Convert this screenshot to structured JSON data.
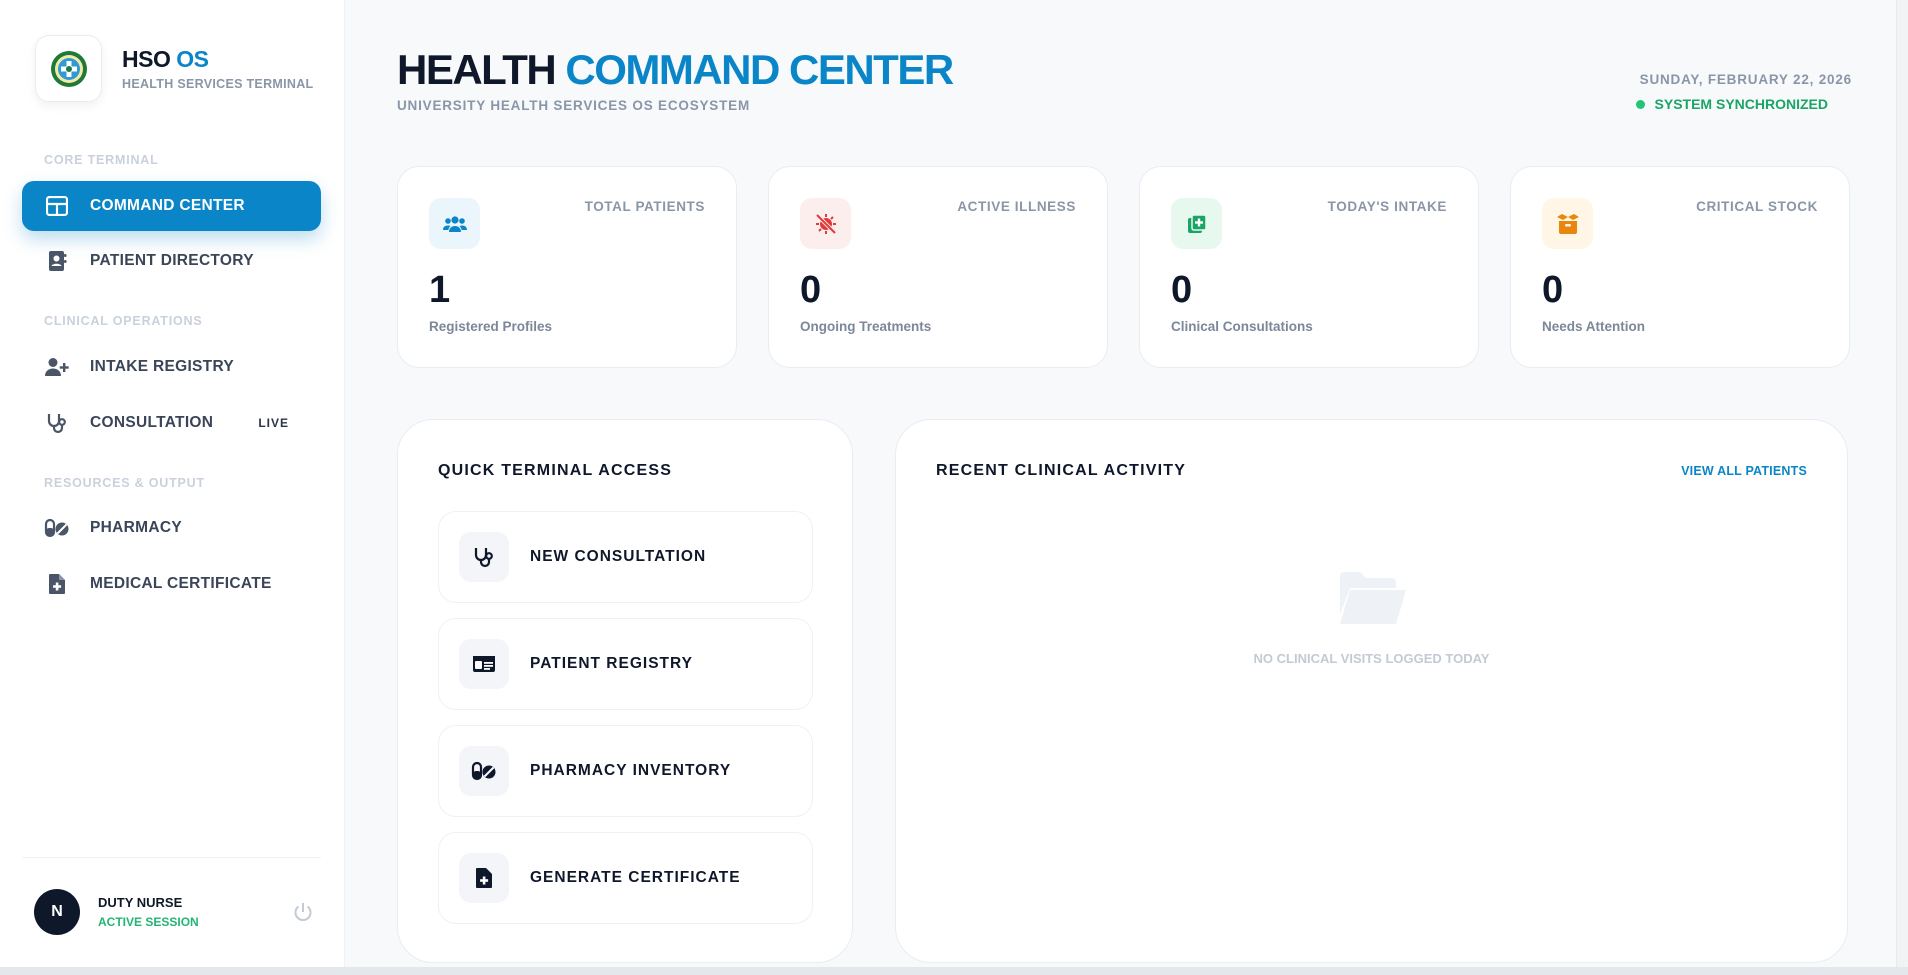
{
  "brand": {
    "title_main": "HSO",
    "title_accent": "OS",
    "subtitle": "HEALTH SERVICES TERMINAL"
  },
  "sidebar": {
    "sections": [
      "CORE TERMINAL",
      "CLINICAL OPERATIONS",
      "RESOURCES & OUTPUT"
    ],
    "items": [
      {
        "label": "COMMAND CENTER",
        "icon": "dashboard-grid-icon",
        "active": true
      },
      {
        "label": "PATIENT DIRECTORY",
        "icon": "contact-book-icon"
      },
      {
        "label": "INTAKE REGISTRY",
        "icon": "user-plus-icon"
      },
      {
        "label": "CONSULTATION",
        "icon": "stethoscope-icon",
        "badge": "LIVE"
      },
      {
        "label": "PHARMACY",
        "icon": "pills-icon"
      },
      {
        "label": "MEDICAL CERTIFICATE",
        "icon": "medical-file-icon"
      }
    ],
    "user": {
      "initial": "N",
      "name": "DUTY NURSE",
      "status": "ACTIVE SESSION"
    }
  },
  "header": {
    "title_main": "HEALTH",
    "title_accent": "COMMAND CENTER",
    "subtitle": "UNIVERSITY HEALTH SERVICES OS ECOSYSTEM",
    "date": "SUNDAY, FEBRUARY 22, 2026",
    "sync_status": "SYSTEM SYNCHRONIZED"
  },
  "stats": [
    {
      "label": "TOTAL PATIENTS",
      "value": "1",
      "desc": "Registered Profiles",
      "icon": "users-icon",
      "color": "#0a86c8",
      "bg": "#eaf5fc"
    },
    {
      "label": "ACTIVE ILLNESS",
      "value": "0",
      "desc": "Ongoing Treatments",
      "icon": "virus-slash-icon",
      "color": "#e03b3b",
      "bg": "#fdeeee"
    },
    {
      "label": "TODAY'S INTAKE",
      "value": "0",
      "desc": "Clinical Consultations",
      "icon": "add-files-icon",
      "color": "#1aa566",
      "bg": "#e7f8ef"
    },
    {
      "label": "CRITICAL STOCK",
      "value": "0",
      "desc": "Needs Attention",
      "icon": "box-open-icon",
      "color": "#e8860e",
      "bg": "#fff6e6"
    }
  ],
  "quick_access": {
    "title": "QUICK TERMINAL ACCESS",
    "items": [
      {
        "label": "NEW CONSULTATION",
        "icon": "stethoscope-icon"
      },
      {
        "label": "PATIENT REGISTRY",
        "icon": "id-card-icon"
      },
      {
        "label": "PHARMACY INVENTORY",
        "icon": "pills-icon"
      },
      {
        "label": "GENERATE CERTIFICATE",
        "icon": "medical-file-icon"
      }
    ]
  },
  "recent": {
    "title": "RECENT CLINICAL ACTIVITY",
    "view_all": "VIEW ALL PATIENTS",
    "empty_text": "NO CLINICAL VISITS LOGGED TODAY",
    "empty_icon": "folder-open-icon"
  }
}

Problem statement. Look for the word "CERTIFICATE". Copy out every line of the data that has it.

Problem solution.
        "label": "MEDICAL CERTIFICATE",
        "label": "GENERATE CERTIFICATE",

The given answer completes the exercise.